### Material for this task ###

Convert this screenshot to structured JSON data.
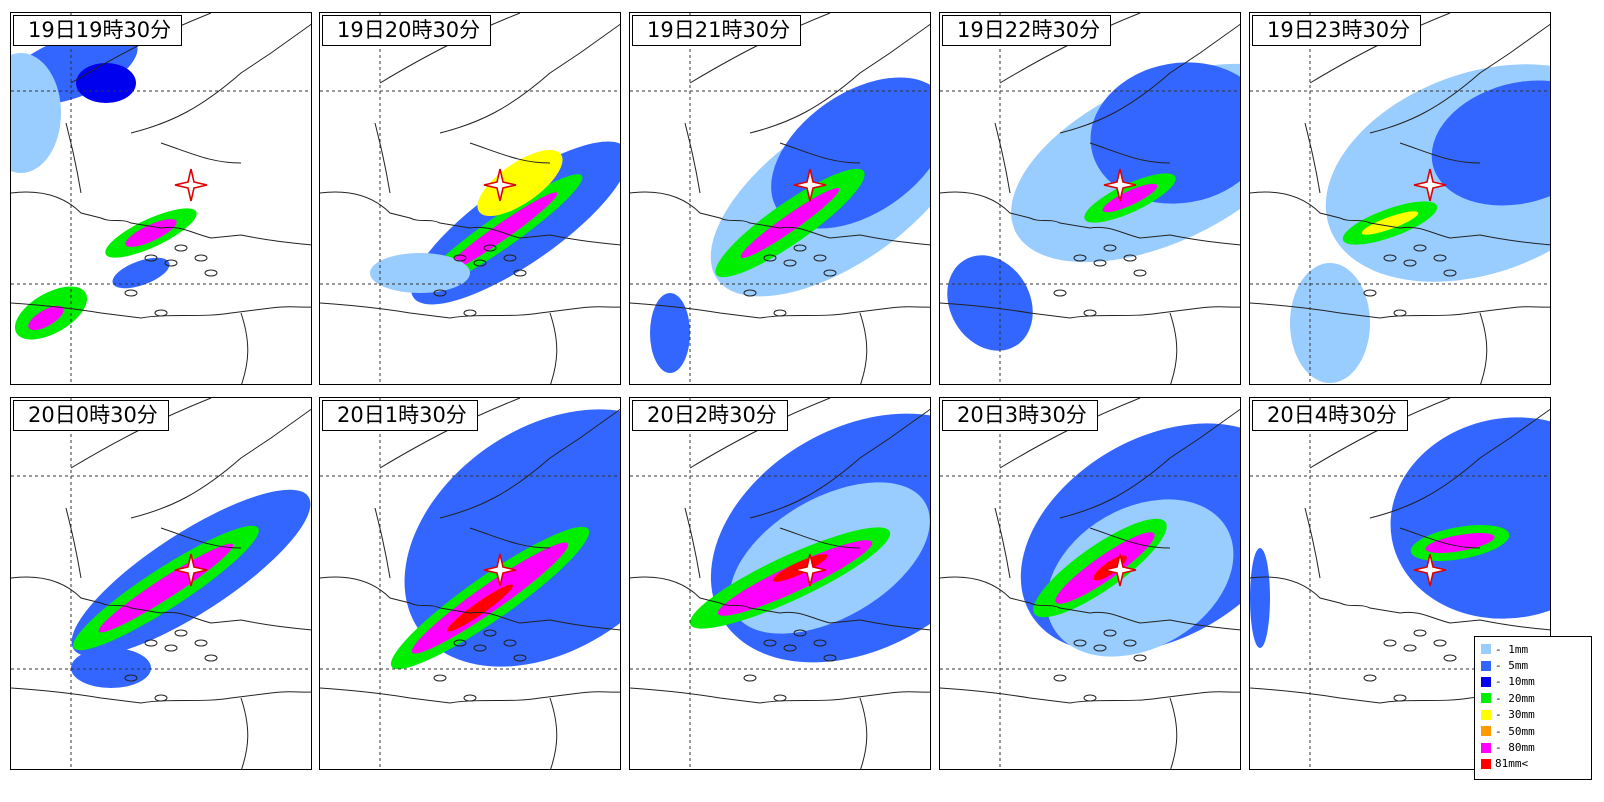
{
  "panels": [
    {
      "label": "19日19時30分"
    },
    {
      "label": "19日20時30分"
    },
    {
      "label": "19日21時30分"
    },
    {
      "label": "19日22時30分"
    },
    {
      "label": "19日23時30分"
    },
    {
      "label": "20日0時30分"
    },
    {
      "label": "20日1時30分"
    },
    {
      "label": "20日2時30分"
    },
    {
      "label": "20日3時30分"
    },
    {
      "label": "20日4時30分"
    }
  ],
  "legend": [
    {
      "label": "- 1mm",
      "color": "#99ccff"
    },
    {
      "label": "- 5mm",
      "color": "#3366ff"
    },
    {
      "label": "- 10mm",
      "color": "#0000ee"
    },
    {
      "label": "- 20mm",
      "color": "#00ee00"
    },
    {
      "label": "- 30mm",
      "color": "#ffff00"
    },
    {
      "label": "- 50mm",
      "color": "#ff9900"
    },
    {
      "label": "- 80mm",
      "color": "#ff00ff"
    },
    {
      "label": "81mm<",
      "color": "#ff0000"
    }
  ],
  "marker_icon": "four-point-star-icon"
}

###

Reproduce the entries above word for word. Pictures stay out.

Convert this screenshot to structured JSON data.
{
  "panels": [
    {
      "label": "19日19時30分"
    },
    {
      "label": "19日20時30分"
    },
    {
      "label": "19日21時30分"
    },
    {
      "label": "19日22時30分"
    },
    {
      "label": "19日23時30分"
    },
    {
      "label": "20日0時30分"
    },
    {
      "label": "20日1時30分"
    },
    {
      "label": "20日2時30分"
    },
    {
      "label": "20日3時30分"
    },
    {
      "label": "20日4時30分"
    }
  ],
  "legend": [
    {
      "label": "- 1mm",
      "color": "#99ccff"
    },
    {
      "label": "- 5mm",
      "color": "#3366ff"
    },
    {
      "label": "- 10mm",
      "color": "#0000ee"
    },
    {
      "label": "- 20mm",
      "color": "#00ee00"
    },
    {
      "label": "- 30mm",
      "color": "#ffff00"
    },
    {
      "label": "- 50mm",
      "color": "#ff9900"
    },
    {
      "label": "- 80mm",
      "color": "#ff00ff"
    },
    {
      "label": "81mm<",
      "color": "#ff0000"
    }
  ],
  "marker_icon": "four-point-star-icon"
}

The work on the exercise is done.